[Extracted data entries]
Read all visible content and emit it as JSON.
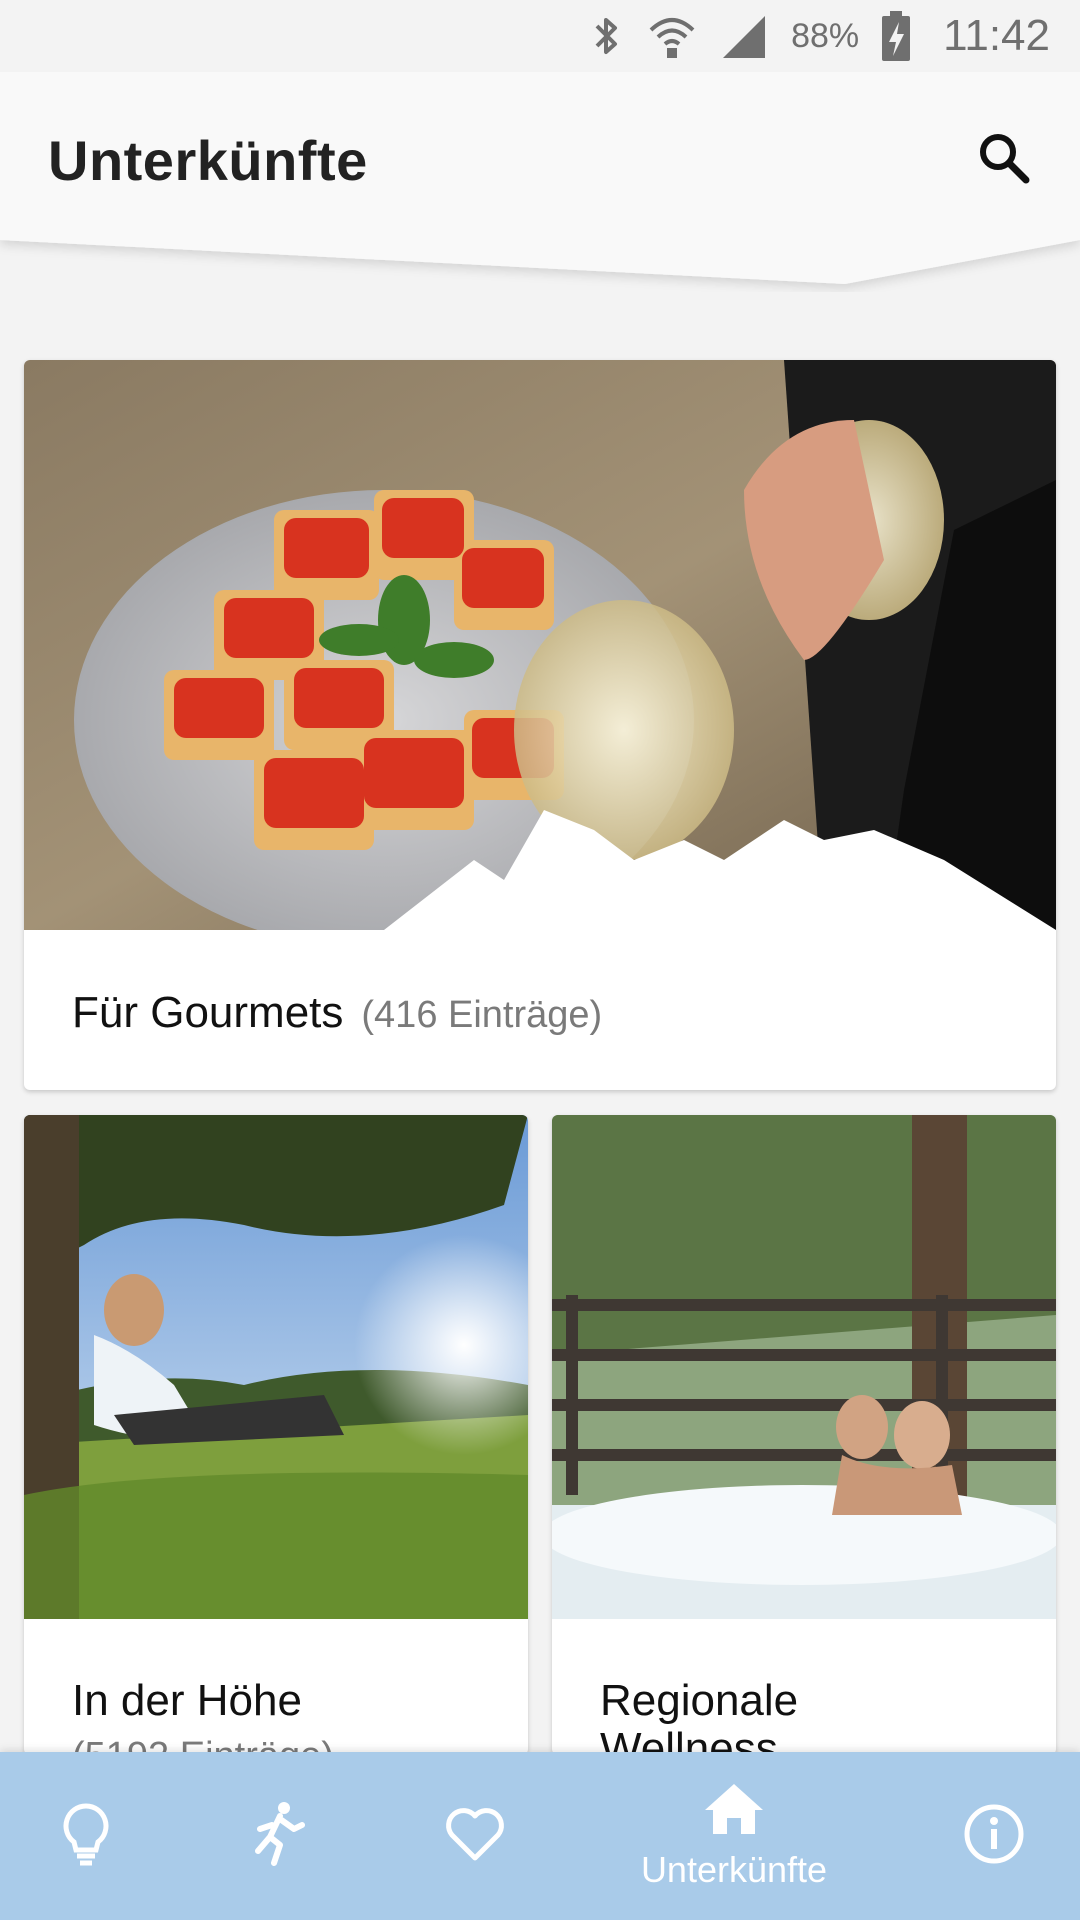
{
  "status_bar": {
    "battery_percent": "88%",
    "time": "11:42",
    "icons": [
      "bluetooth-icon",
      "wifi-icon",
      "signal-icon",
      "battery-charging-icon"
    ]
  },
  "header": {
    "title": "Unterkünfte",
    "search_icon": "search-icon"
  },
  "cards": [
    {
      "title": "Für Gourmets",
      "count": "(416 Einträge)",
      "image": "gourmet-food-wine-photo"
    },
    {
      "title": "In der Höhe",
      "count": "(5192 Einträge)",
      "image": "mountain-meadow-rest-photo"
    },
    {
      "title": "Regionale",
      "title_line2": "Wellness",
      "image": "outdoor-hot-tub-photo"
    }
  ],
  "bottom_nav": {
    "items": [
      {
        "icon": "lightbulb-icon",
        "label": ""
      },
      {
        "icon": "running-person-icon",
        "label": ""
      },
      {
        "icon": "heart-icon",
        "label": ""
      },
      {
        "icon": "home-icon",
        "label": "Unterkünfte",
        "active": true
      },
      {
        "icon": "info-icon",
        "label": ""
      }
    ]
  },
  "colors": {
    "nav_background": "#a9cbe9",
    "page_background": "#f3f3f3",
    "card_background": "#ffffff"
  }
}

Stated goal:
State how many lines include the string "Unterkünfte", and nothing more.

Written solution:
2